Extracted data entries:

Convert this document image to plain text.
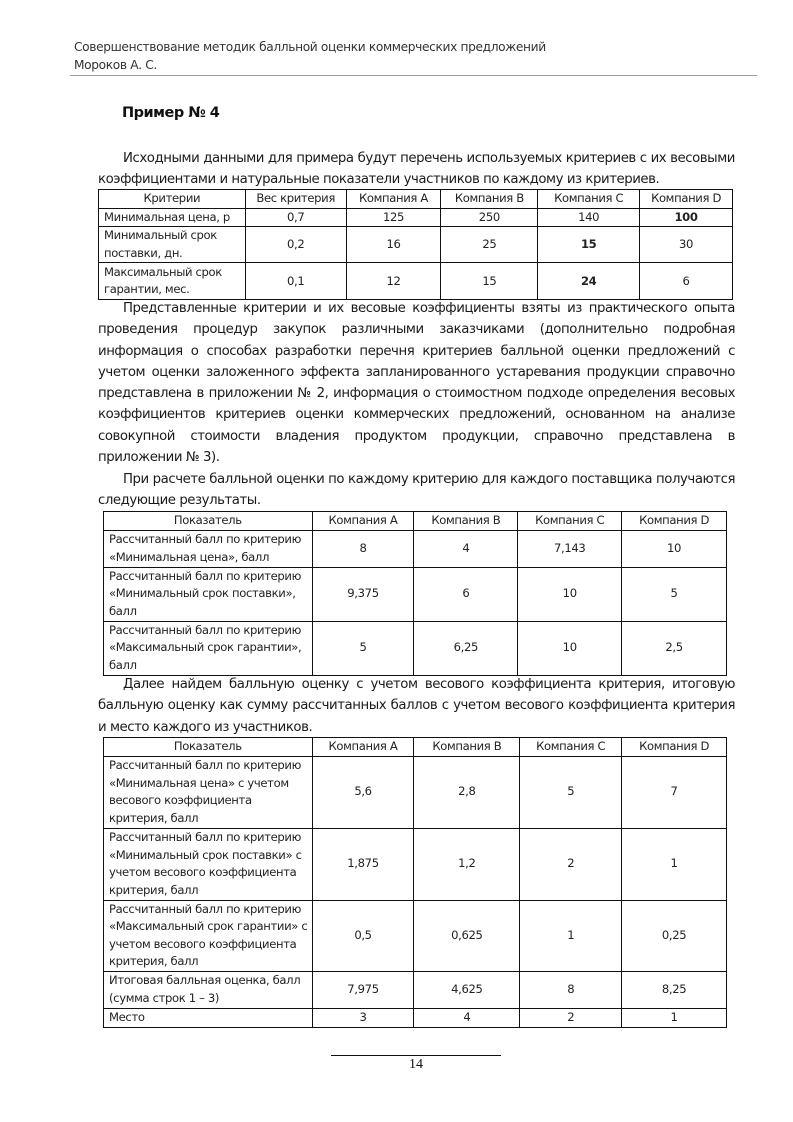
Совершенствование методик балльной оценки коммерческих предложений
Мороков А. С.
Пример № 4
Исходными данными для примера будут перечень используемых критериев с их весовыми коэффициентами и натуральные показатели участников по каждому из критериев.
Критерии	Вес критерия	Компания A	Компания B	Компания C	Компания D
Минимальная цена, р	0,7	125	250	140	100
Минимальный срок поставки, дн.	0,2	16	25	15	30
Максимальный срок гарантии, мес.	0,1	12	15	24	6
Представленные критерии и их весовые коэффициенты взяты из практического опыта проведения процедур закупок различными заказчиками (дополнительно подробная информация о способах разработки перечня критериев балльной оценки предложений с учетом оценки заложенного эффекта запланированного устаревания продукции справочно представлена в приложении № 2, информация о стоимостном подходе определения весовых коэффициентов критериев оценки коммерческих предложений, основанном на анализе совокупной стоимости владения продуктом продукции, справочно представлена в приложении № 3).
При расчете балльной оценки по каждому критерию для каждого поставщика получаются следующие результаты.
Показатель	Компания A	Компания B	Компания C	Компания D
Рассчитанный балл по критерию «Минимальная цена», балл	8	4	7,143	10
Рассчитанный балл по критерию «Минимальный срок поставки», балл	9,375	6	10	5
Рассчитанный балл по критерию «Максимальный срок гарантии», балл	5	6,25	10	2,5
Далее найдем балльную оценку с учетом весового коэффициента критерия, итоговую балльную оценку как сумму рассчитанных баллов с учетом весового коэффициента критерия и место каждого из участников.
Показатель	Компания A	Компания B	Компания C	Компания D
Рассчитанный балл по критерию «Минимальная цена» с учетом весового коэффициента критерия, балл	5,6	2,8	5	7
Рассчитанный балл по критерию «Минимальный срок поставки» с учетом весового коэффициента критерия, балл	1,875	1,2	2	1
Рассчитанный балл по критерию «Максимальный срок гарантии» с учетом весового коэффициента критерия, балл	0,5	0,625	1	0,25
Итоговая балльная оценка, балл (сумма строк 1 – 3)	7,975	4,625	8	8,25
Место	3	4	2	1
14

▸ What is asked
Pictures in the records must not appear in the copy; transcribe everything else precisely.

▸ The response
Convert this document image to plain text.
Совершенствование методик балльной оценки коммерческих предложений
Мороков А. С.
Пример № 4
Исходными данными для примера будут перечень используемых критериев с их весовыми коэффициентами и натуральные показатели участников по каждому из критериев.
Критерии	Вес критерия	Компания A	Компания B	Компания C	Компания D
Минимальная цена, р	0,7	125	250	140	100
Минимальный срок поставки, дн.	0,2	16	25	15	30
Максимальный срок гарантии, мес.	0,1	12	15	24	6
Представленные критерии и их весовые коэффициенты взяты из практического опыта проведения процедур закупок различными заказчиками (дополнительно подробная информация о способах разработки перечня критериев балльной оценки предложений с учетом оценки заложенного эффекта запланированного устаревания продукции справочно представлена в приложении № 2, информация о стоимостном подходе определения весовых коэффициентов критериев оценки коммерческих предложений, основанном на анализе совокупной стоимости владения продуктом продукции, справочно представлена в приложении № 3).
При расчете балльной оценки по каждому критерию для каждого поставщика получаются следующие результаты.
Показатель	Компания A	Компания B	Компания C	Компания D
Рассчитанный балл по критерию «Минимальная цена», балл	8	4	7,143	10
Рассчитанный балл по критерию «Минимальный срок поставки», балл	9,375	6	10	5
Рассчитанный балл по критерию «Максимальный срок гарантии», балл	5	6,25	10	2,5
Далее найдем балльную оценку с учетом весового коэффициента критерия, итоговую балльную оценку как сумму рассчитанных баллов с учетом весового коэффициента критерия и место каждого из участников.
Показатель	Компания A	Компания B	Компания C	Компания D
Рассчитанный балл по критерию «Минимальная цена» с учетом весового коэффициента критерия, балл	5,6	2,8	5	7
Рассчитанный балл по критерию «Минимальный срок поставки» с учетом весового коэффициента критерия, балл	1,875	1,2	2	1
Рассчитанный балл по критерию «Максимальный срок гарантии» с учетом весового коэффициента критерия, балл	0,5	0,625	1	0,25
Итоговая балльная оценка, балл (сумма строк 1 – 3)	7,975	4,625	8	8,25
Место	3	4	2	1
14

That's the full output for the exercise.